»»
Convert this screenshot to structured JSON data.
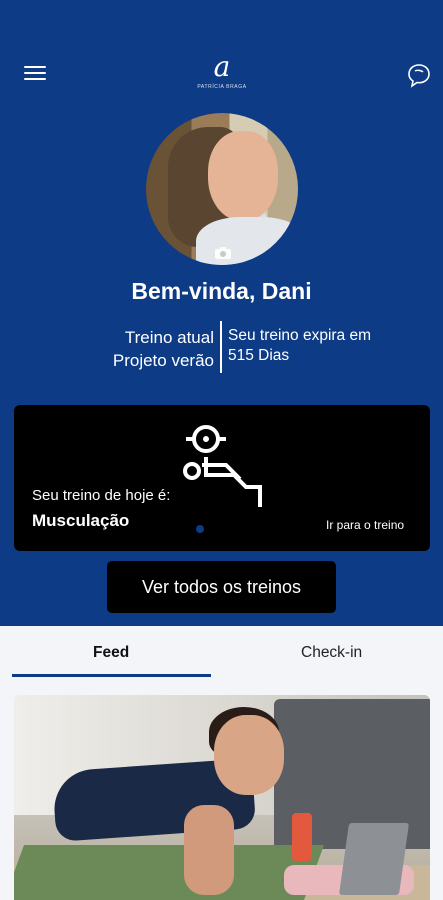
{
  "header": {
    "logo_mark": "a",
    "logo_subtitle": "PATRÍCIA BRAGA",
    "menu_icon": "hamburger-menu-icon",
    "chat_icon": "chat-bubble-icon"
  },
  "profile": {
    "welcome": "Bem-vinda, Dani",
    "camera_icon": "camera-icon"
  },
  "training_info": {
    "current_label": "Treino atual",
    "current_value": "Projeto verão",
    "expires_label": "Seu treino expira em",
    "expires_value": "515 Dias"
  },
  "today_card": {
    "icon": "bench-press-icon",
    "label": "Seu treino de hoje é:",
    "title": "Musculação",
    "link": "Ir para o treino"
  },
  "actions": {
    "all_trainings": "Ver todos os treinos"
  },
  "tabs": [
    {
      "label": "Feed",
      "active": true
    },
    {
      "label": "Check-in",
      "active": false
    }
  ],
  "colors": {
    "primary": "#0d3b86",
    "card": "#000000",
    "background": "#f4f5f9"
  }
}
««
Repeat each entry above word for word, leaving every picture out.

Convert this screenshot to structured JSON data.
{
  "header": {
    "logo_mark": "a",
    "logo_subtitle": "PATRÍCIA BRAGA",
    "menu_icon": "hamburger-menu-icon",
    "chat_icon": "chat-bubble-icon"
  },
  "profile": {
    "welcome": "Bem-vinda, Dani",
    "camera_icon": "camera-icon"
  },
  "training_info": {
    "current_label": "Treino atual",
    "current_value": "Projeto verão",
    "expires_label": "Seu treino expira em",
    "expires_value": "515 Dias"
  },
  "today_card": {
    "icon": "bench-press-icon",
    "label": "Seu treino de hoje é:",
    "title": "Musculação",
    "link": "Ir para o treino"
  },
  "actions": {
    "all_trainings": "Ver todos os treinos"
  },
  "tabs": [
    {
      "label": "Feed",
      "active": true
    },
    {
      "label": "Check-in",
      "active": false
    }
  ],
  "colors": {
    "primary": "#0d3b86",
    "card": "#000000",
    "background": "#f4f5f9"
  }
}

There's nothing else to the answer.